* [Given request]: Copy every line with the string "raisonné" in it.

++++ Records for this exercise

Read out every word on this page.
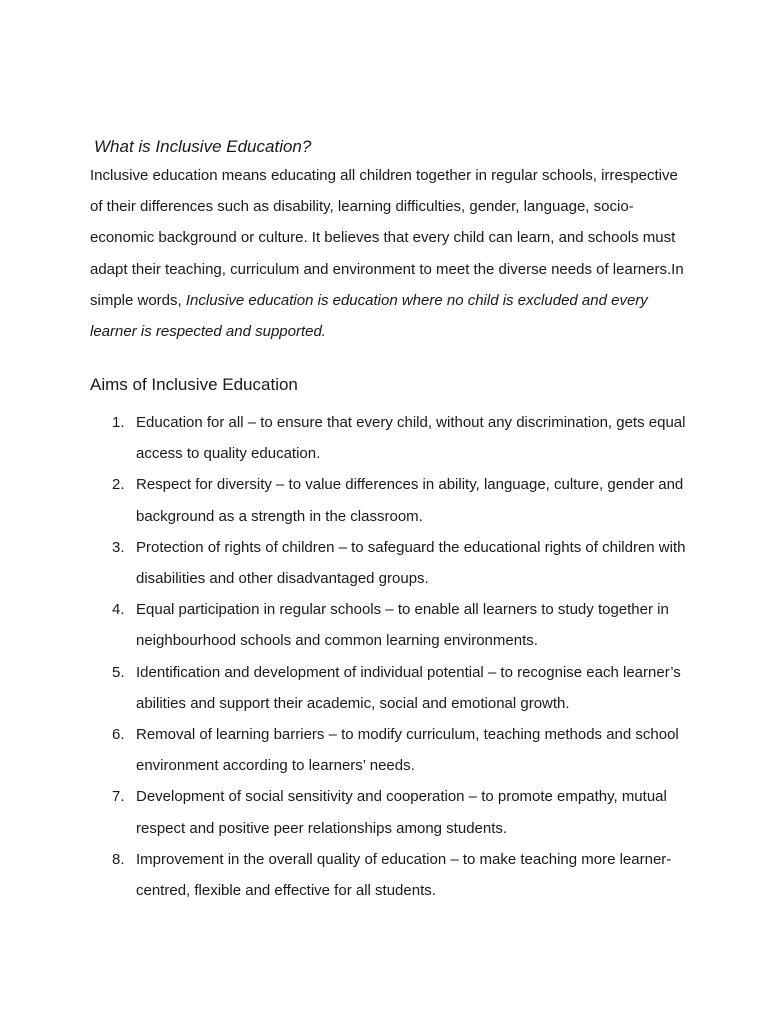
What is Inclusive Education?

Inclusive education means educating all children together in regular schools, irrespective of their differences such as disability, learning difficulties, gender, language, socio-economic background or culture. It believes that every child can learn, and schools must adapt their teaching, curriculum and environment to meet the diverse needs of learners.In simple words, Inclusive education is education where no child is excluded and every learner is respected and supported.

Aims of Inclusive Education
1. Education for all – to ensure that every child, without any discrimination, gets equal access to quality education.
2. Respect for diversity – to value differences in ability, language, culture, gender and background as a strength in the classroom.
3. Protection of rights of children – to safeguard the educational rights of children with disabilities and other disadvantaged groups.
4. Equal participation in regular schools – to enable all learners to study together in neighbourhood schools and common learning environments.
5. Identification and development of individual potential – to recognise each learner’s abilities and support their academic, social and emotional growth.
6. Removal of learning barriers – to modify curriculum, teaching methods and school environment according to learners’ needs.
7. Development of social sensitivity and cooperation – to promote empathy, mutual respect and positive peer relationships among students.
8. Improvement in the overall quality of education – to make teaching more learner-centred, flexible and effective for all students.
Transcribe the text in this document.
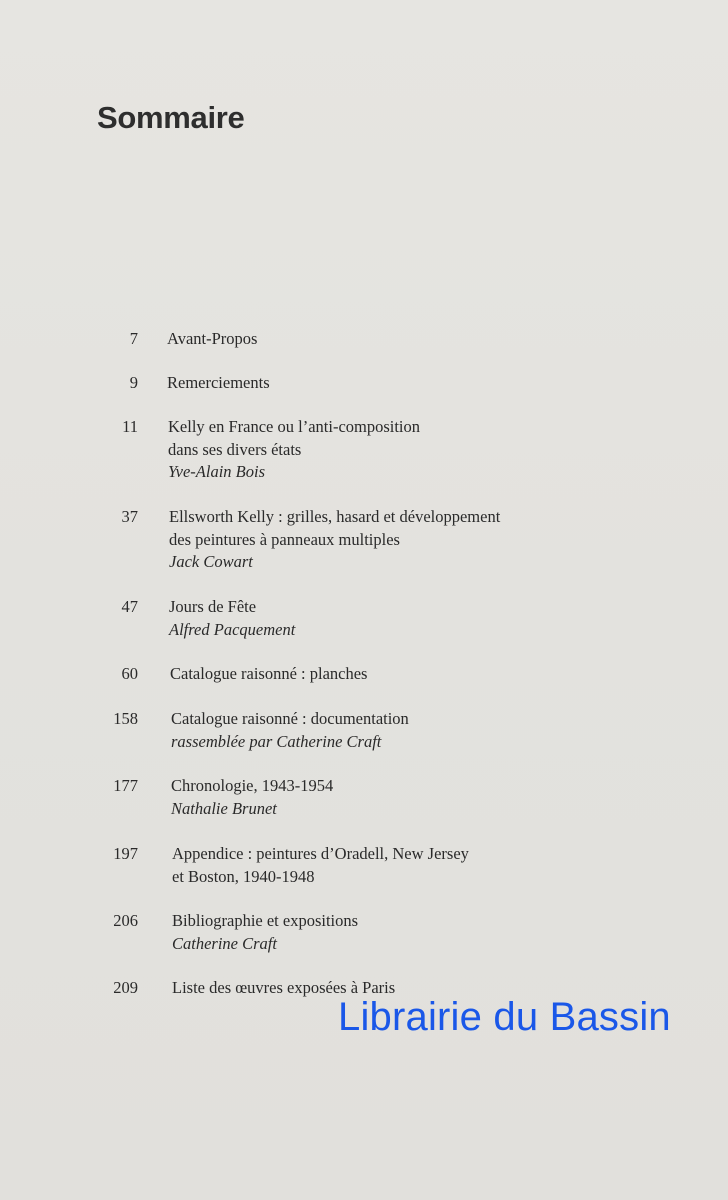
Sommaire
7 Avant-Propos
9 Remerciements
11 Kelly en France ou l’anti-composition
dans ses divers états
Yve-Alain Bois
37 Ellsworth Kelly : grilles, hasard et développement
des peintures à panneaux multiples
Jack Cowart
47 Jours de Fête
Alfred Pacquement
60 Catalogue raisonné : planches
158 Catalogue raisonné : documentation
rassemblée par Catherine Craft
177 Chronologie, 1943-1954
Nathalie Brunet
197 Appendice : peintures d’Oradell, New Jersey
et Boston, 1940-1948
206 Bibliographie et expositions
Catherine Craft
209 Liste des œuvres exposées à Paris
Librairie du Bassin
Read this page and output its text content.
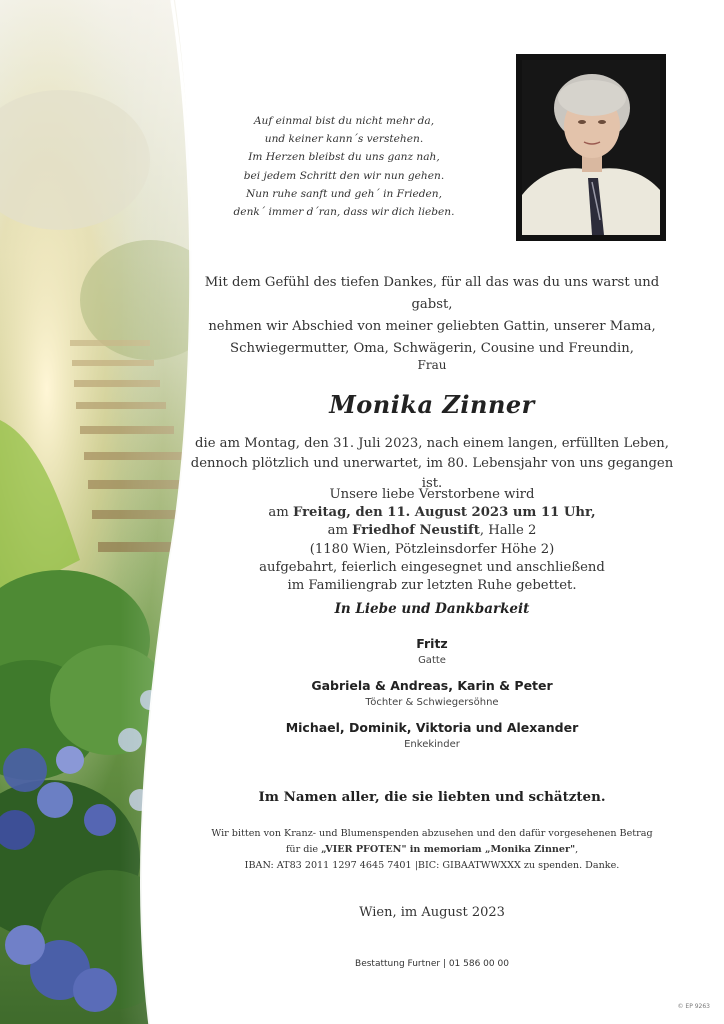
Auf einmal bist du nicht mehr da,
und keiner kann´s verstehen.
Im Herzen bleibst du uns ganz nah,
bei jedem Schritt den wir nun gehen.
Nun ruhe sanft und geh´ in Frieden,
denk´ immer d´ran, dass wir dich lieben.
Mit dem Gefühl des tiefen Dankes, für all das was du uns warst und gabst,
nehmen wir Abschied von meiner geliebten Gattin, unserer Mama,
Schwiegermutter, Oma, Schwägerin, Cousine und Freundin,
Frau
Monika Zinner
die am Montag, den 31. Juli 2023, nach einem langen, erfüllten Leben,
dennoch plötzlich und unerwartet, im 80. Lebensjahr von uns gegangen ist.
Unsere liebe Verstorbene wird
am Freitag, den 11. August 2023 um 11 Uhr,
am Friedhof Neustift, Halle 2
(1180 Wien, Pötzleinsdorfer Höhe 2)
aufgebahrt, feierlich eingesegnet und anschließend
im Familiengrab zur letzten Ruhe gebettet.
In Liebe und Dankbarkeit
Fritz
Gatte
Gabriela & Andreas, Karin & Peter
Töchter & Schwiegersöhne
Michael, Dominik, Viktoria und Alexander
Enkekinder
Im Namen aller, die sie liebten und schätzten.
Wir bitten von Kranz- und Blumenspenden abzusehen und den dafür vorgesehenen Betrag
für die „VIER PFOTEN" in memoriam „Monika Zinner",
IBAN: AT83 2011 1297 4645 7401 |BIC: GIBAATWWXXX zu spenden. Danke.
Wien, im August 2023
Bestattung Furtner | 01 586 00 00
© EP 9263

++++++++

* [Solution for this exercise]:
60 Catalogue raisonné : planches
158 Catalogue raisonné : documentation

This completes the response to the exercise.